# Start of INPUT

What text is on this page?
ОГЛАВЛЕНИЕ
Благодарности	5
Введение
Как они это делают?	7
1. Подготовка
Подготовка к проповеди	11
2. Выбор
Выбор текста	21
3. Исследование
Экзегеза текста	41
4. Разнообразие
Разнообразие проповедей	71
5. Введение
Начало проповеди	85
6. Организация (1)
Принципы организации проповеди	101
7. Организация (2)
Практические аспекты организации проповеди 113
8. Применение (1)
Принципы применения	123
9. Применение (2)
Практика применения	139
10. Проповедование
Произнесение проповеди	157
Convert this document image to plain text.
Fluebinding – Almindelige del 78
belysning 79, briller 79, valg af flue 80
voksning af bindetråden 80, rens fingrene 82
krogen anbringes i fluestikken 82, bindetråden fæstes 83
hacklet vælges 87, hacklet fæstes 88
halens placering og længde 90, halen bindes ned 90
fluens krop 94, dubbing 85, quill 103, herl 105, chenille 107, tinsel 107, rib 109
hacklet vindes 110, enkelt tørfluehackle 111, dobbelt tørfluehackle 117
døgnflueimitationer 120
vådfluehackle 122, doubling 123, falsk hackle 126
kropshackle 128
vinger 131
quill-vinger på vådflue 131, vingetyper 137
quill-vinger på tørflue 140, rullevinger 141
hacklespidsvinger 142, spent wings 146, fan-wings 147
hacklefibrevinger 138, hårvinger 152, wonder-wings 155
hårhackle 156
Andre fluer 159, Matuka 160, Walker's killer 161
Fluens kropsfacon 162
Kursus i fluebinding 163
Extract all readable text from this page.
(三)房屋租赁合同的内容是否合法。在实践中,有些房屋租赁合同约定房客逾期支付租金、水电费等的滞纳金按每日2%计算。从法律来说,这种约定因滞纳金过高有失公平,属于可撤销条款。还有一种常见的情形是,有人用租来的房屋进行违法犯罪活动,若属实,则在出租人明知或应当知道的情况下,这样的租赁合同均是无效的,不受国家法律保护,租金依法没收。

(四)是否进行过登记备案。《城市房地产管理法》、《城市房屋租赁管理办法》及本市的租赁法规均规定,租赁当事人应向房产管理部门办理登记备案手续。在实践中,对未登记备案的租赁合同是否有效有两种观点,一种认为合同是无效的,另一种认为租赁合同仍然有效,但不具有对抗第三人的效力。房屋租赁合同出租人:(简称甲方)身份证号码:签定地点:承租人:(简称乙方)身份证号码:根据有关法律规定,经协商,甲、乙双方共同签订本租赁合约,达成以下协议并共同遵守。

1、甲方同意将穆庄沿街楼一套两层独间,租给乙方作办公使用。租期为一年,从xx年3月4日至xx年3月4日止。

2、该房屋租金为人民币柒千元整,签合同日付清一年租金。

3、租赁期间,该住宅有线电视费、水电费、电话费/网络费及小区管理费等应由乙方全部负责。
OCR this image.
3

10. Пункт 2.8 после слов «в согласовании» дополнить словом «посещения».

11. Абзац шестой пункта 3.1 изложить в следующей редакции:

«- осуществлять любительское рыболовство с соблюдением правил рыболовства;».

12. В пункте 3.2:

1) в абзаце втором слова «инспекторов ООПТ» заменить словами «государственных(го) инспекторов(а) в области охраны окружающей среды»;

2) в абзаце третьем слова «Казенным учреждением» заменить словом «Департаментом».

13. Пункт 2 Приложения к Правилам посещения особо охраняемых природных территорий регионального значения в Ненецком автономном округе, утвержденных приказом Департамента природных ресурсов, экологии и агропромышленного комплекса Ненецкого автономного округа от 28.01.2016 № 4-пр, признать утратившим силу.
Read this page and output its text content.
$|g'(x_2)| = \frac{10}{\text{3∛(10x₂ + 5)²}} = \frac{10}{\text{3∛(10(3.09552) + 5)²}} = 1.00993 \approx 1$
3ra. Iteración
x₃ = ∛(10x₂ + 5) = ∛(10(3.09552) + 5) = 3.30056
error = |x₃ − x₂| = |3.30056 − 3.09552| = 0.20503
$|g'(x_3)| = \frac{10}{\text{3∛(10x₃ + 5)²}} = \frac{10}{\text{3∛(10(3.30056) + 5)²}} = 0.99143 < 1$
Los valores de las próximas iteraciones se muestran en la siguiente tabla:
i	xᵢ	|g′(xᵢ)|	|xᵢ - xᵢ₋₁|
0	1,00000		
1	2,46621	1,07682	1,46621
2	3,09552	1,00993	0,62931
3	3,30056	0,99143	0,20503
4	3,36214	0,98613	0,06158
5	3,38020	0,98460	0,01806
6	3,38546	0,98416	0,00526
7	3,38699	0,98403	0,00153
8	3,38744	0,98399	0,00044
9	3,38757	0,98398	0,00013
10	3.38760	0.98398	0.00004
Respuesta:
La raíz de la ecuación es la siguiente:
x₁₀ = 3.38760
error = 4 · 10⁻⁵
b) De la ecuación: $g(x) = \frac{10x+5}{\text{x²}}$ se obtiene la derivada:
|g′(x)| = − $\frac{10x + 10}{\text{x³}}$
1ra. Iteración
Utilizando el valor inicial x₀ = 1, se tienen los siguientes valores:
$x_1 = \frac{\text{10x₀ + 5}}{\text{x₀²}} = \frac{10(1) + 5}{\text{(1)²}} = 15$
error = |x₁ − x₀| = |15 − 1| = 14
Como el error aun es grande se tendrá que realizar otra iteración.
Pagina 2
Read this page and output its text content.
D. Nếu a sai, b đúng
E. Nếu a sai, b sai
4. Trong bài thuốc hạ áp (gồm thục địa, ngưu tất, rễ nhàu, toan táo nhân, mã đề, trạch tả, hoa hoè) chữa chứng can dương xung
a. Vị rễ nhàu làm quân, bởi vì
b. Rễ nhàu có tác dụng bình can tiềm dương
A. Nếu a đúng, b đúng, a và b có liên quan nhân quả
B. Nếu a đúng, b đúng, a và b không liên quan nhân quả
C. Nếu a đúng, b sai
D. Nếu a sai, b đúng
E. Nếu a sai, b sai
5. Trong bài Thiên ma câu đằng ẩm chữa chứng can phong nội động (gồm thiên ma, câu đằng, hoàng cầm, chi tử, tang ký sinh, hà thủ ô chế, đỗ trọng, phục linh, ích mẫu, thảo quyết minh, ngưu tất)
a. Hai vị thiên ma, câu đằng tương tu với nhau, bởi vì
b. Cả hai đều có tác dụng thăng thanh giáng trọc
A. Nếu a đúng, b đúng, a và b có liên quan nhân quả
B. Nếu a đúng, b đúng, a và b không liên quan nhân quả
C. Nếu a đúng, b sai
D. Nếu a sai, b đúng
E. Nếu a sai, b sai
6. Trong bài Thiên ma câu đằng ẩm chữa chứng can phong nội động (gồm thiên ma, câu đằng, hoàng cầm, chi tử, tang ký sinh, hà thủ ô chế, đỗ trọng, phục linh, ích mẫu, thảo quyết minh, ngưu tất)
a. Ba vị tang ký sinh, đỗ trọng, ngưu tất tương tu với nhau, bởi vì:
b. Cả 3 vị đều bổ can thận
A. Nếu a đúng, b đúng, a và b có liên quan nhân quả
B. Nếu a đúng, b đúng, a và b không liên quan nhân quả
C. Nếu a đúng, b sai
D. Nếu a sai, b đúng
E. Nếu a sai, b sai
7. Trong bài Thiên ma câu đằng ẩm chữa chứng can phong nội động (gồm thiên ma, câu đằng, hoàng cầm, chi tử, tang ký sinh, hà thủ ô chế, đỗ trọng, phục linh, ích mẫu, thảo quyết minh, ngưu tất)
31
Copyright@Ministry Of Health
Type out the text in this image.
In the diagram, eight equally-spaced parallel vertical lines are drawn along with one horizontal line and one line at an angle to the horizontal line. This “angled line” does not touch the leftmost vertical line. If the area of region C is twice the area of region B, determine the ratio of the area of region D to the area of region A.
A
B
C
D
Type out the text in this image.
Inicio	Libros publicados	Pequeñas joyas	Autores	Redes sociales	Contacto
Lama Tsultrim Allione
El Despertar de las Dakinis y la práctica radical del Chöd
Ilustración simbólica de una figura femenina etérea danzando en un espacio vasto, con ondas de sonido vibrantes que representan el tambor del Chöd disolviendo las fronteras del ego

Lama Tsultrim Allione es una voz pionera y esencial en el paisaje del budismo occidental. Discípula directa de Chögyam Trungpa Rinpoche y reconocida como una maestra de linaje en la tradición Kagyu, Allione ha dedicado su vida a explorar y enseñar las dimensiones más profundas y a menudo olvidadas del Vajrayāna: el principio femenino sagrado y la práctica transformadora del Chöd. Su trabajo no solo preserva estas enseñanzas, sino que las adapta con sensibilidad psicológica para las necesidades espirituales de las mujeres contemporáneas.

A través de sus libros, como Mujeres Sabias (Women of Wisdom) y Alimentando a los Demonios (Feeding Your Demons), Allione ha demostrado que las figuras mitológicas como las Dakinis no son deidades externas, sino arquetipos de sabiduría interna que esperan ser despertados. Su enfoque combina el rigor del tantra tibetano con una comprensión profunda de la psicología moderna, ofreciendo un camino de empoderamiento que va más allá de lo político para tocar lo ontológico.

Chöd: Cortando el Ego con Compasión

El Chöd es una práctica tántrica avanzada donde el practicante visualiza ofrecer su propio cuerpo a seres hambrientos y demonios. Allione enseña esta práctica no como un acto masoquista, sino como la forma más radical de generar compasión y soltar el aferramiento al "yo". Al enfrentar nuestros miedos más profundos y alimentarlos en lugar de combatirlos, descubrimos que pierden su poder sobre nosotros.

# End of INPUT

Copy every line above that holds the word "Принципы".

RESPONSE TO THIS EXERCISE
Принципы организации проповеди	101
Принципы применения	123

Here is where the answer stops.